Written exercise =>
Out of all the lines below, count those with the word "生殖医療遺伝カウンセリングマニュアル". Give the number only.

Data shown =>
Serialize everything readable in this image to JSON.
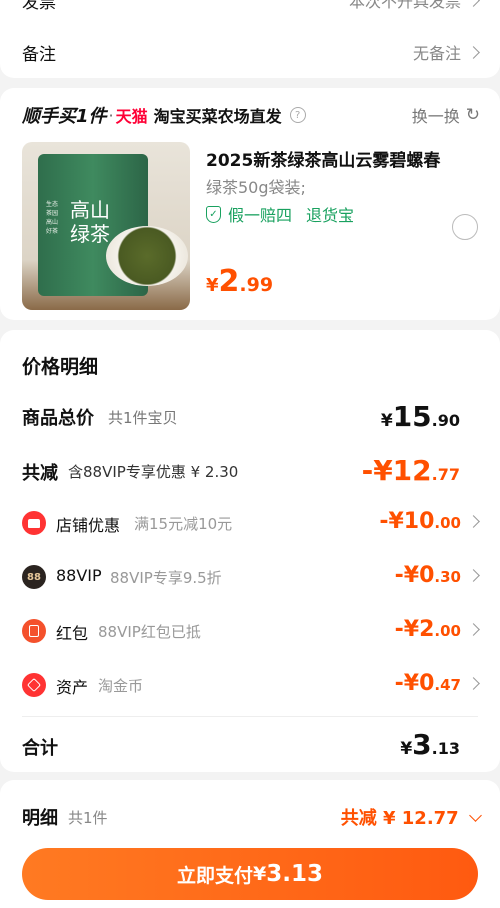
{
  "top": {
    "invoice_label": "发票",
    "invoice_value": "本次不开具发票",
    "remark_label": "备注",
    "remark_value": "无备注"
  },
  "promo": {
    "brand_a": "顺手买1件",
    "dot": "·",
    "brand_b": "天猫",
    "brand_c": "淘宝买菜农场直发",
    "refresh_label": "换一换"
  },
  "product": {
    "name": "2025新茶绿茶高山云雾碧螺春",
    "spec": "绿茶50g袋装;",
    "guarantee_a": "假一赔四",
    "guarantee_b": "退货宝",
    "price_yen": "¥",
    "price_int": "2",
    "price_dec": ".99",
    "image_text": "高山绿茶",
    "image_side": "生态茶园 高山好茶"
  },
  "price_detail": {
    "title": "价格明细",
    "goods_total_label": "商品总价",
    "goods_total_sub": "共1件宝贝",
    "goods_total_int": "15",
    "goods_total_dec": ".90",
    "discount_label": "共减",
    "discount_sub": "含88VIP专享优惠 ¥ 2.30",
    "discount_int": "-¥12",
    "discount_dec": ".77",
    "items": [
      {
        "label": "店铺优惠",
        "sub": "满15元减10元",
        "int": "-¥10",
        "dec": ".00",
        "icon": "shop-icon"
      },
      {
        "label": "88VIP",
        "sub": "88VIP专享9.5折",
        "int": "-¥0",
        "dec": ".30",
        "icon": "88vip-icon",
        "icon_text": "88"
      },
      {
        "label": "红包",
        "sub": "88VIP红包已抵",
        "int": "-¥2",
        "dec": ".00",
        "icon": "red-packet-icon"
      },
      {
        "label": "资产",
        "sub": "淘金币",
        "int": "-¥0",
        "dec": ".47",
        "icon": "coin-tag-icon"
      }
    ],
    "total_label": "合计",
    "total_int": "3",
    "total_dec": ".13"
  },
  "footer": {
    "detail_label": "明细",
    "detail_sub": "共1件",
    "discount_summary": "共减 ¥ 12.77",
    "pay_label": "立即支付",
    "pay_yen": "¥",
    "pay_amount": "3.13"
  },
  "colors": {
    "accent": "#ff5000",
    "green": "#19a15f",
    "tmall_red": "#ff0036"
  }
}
* * *
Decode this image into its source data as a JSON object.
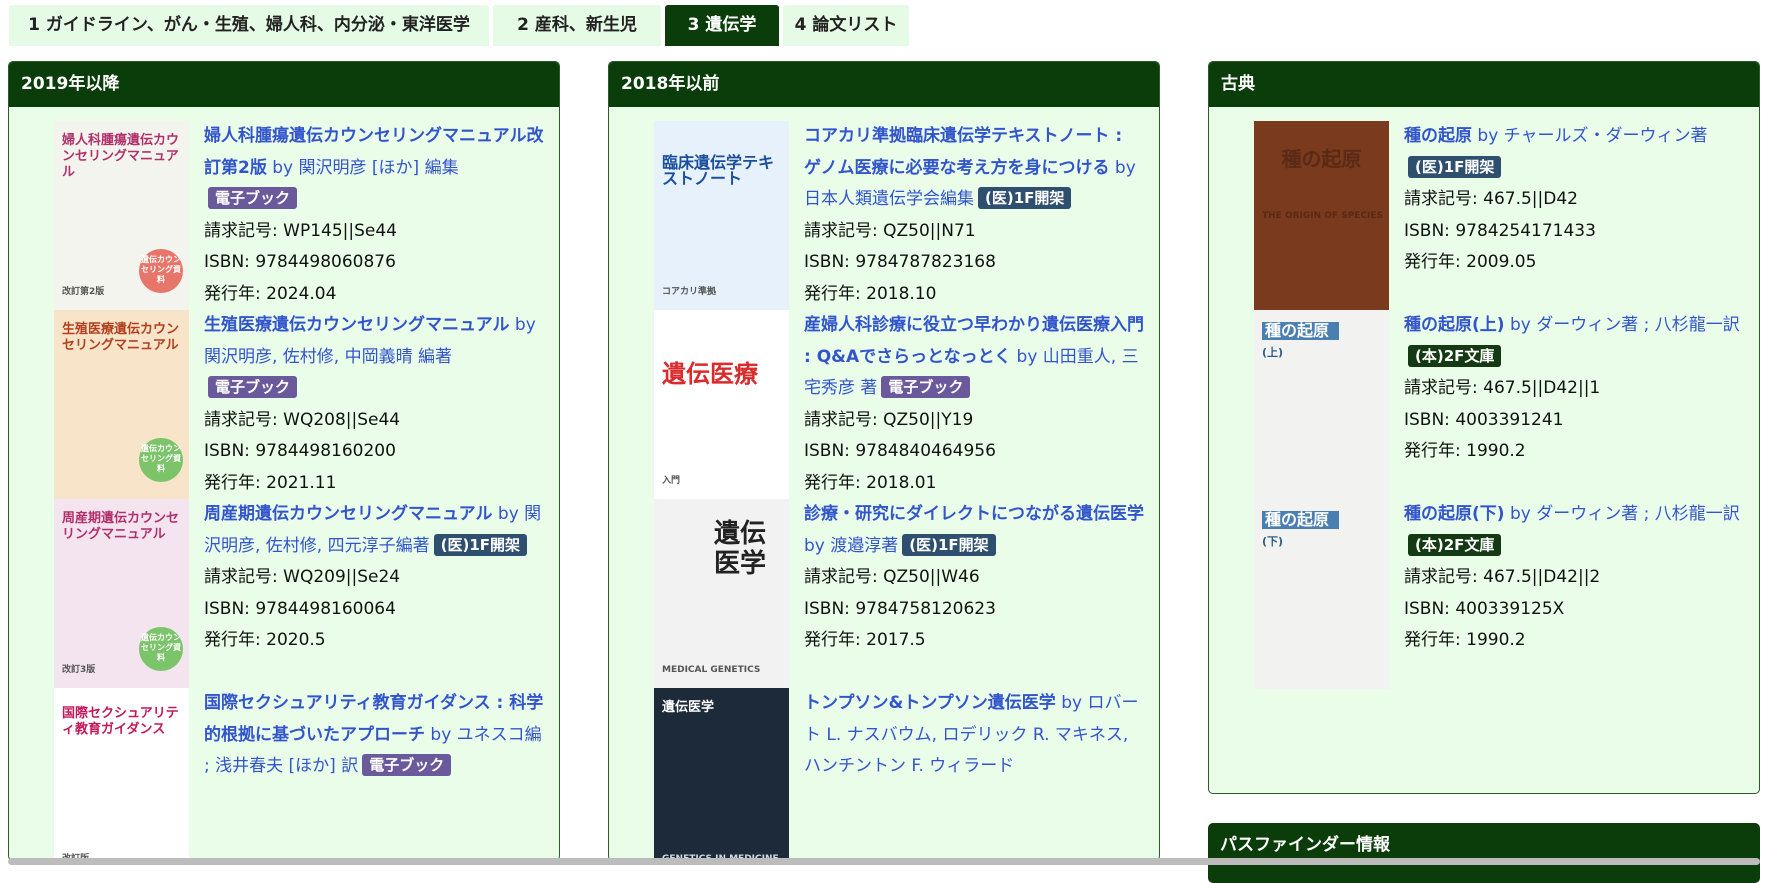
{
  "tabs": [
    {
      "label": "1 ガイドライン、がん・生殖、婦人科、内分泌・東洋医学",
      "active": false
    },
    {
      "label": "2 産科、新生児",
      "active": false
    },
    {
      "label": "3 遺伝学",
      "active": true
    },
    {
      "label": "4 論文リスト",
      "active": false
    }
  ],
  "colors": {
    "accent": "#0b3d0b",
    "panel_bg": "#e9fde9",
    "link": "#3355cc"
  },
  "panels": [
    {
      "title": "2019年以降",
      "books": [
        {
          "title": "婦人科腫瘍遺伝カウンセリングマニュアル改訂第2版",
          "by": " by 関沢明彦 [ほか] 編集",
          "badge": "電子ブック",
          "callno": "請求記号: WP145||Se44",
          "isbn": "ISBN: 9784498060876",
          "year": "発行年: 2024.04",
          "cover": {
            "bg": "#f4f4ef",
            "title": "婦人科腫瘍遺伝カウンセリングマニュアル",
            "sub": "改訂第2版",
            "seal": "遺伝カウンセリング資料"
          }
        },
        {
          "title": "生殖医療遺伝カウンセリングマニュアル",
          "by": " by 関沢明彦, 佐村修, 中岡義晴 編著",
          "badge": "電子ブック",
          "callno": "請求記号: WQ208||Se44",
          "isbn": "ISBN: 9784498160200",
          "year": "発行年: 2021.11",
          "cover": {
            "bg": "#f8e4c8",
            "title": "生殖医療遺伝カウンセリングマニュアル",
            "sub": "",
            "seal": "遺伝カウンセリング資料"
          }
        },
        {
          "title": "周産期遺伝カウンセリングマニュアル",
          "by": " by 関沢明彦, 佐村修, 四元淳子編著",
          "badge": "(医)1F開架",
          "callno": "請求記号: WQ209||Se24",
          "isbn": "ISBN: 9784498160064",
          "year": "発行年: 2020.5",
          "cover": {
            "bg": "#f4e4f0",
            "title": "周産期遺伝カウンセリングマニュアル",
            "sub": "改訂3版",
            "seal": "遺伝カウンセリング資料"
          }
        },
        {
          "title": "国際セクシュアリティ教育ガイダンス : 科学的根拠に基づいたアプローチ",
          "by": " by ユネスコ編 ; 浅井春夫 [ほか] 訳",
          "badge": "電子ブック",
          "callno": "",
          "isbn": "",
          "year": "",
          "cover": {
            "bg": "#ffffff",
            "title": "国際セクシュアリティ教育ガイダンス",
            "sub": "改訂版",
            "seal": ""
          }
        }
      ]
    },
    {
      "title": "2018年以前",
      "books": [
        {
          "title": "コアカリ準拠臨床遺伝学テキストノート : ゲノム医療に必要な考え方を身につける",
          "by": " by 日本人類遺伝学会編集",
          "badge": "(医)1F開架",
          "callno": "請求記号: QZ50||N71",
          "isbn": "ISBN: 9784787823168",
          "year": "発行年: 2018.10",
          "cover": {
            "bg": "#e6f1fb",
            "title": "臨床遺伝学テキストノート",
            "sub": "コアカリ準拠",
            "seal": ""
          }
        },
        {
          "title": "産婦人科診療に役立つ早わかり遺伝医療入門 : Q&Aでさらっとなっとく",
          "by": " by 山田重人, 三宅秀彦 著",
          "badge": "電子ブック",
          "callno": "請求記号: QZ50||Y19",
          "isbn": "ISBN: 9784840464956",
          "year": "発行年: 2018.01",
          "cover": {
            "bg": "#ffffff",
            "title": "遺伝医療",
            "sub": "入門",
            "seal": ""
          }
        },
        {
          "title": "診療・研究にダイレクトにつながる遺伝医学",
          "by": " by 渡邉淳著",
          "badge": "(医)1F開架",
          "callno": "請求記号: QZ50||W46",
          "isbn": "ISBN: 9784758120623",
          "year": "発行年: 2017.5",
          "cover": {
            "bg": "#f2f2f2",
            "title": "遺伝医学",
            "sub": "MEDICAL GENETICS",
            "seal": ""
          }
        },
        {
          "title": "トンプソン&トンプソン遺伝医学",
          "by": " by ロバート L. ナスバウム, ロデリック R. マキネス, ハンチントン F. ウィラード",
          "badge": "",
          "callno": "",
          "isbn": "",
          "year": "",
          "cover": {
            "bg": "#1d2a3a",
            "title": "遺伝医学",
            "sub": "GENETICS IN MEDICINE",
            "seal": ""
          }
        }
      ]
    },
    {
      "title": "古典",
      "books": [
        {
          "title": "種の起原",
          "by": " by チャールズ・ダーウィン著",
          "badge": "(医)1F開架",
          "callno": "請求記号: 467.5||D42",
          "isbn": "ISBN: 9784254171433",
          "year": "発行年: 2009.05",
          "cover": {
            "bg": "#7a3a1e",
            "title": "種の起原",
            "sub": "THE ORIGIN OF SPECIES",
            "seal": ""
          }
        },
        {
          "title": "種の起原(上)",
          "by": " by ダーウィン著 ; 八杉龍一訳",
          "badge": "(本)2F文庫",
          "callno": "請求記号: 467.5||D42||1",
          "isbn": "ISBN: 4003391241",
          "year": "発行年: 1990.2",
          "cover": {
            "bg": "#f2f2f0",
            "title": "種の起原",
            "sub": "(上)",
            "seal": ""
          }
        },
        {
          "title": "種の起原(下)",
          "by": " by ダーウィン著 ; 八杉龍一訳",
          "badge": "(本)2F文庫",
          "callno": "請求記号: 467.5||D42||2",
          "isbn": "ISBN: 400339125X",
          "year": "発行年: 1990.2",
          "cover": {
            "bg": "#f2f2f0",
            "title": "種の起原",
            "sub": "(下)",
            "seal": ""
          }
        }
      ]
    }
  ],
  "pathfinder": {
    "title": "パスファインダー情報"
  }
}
* * *
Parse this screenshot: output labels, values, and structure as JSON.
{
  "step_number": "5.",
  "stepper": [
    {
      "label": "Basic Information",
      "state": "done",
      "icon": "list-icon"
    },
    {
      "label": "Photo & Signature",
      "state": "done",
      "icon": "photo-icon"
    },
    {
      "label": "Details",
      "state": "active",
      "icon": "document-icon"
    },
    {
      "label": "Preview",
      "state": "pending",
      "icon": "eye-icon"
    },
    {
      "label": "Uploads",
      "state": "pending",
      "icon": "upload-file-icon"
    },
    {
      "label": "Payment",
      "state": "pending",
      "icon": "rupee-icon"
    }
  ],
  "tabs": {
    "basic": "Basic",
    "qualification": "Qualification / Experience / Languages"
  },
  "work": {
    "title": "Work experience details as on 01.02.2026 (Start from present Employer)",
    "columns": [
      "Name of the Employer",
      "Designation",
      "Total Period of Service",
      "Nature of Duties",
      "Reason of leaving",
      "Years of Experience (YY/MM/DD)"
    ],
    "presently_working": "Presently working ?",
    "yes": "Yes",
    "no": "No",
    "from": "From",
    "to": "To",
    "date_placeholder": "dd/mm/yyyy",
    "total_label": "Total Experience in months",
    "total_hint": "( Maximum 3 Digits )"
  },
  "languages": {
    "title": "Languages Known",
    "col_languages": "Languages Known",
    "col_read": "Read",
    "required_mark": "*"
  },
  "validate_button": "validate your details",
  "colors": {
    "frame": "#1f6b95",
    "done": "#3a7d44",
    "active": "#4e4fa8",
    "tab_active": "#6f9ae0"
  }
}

Reply =>
2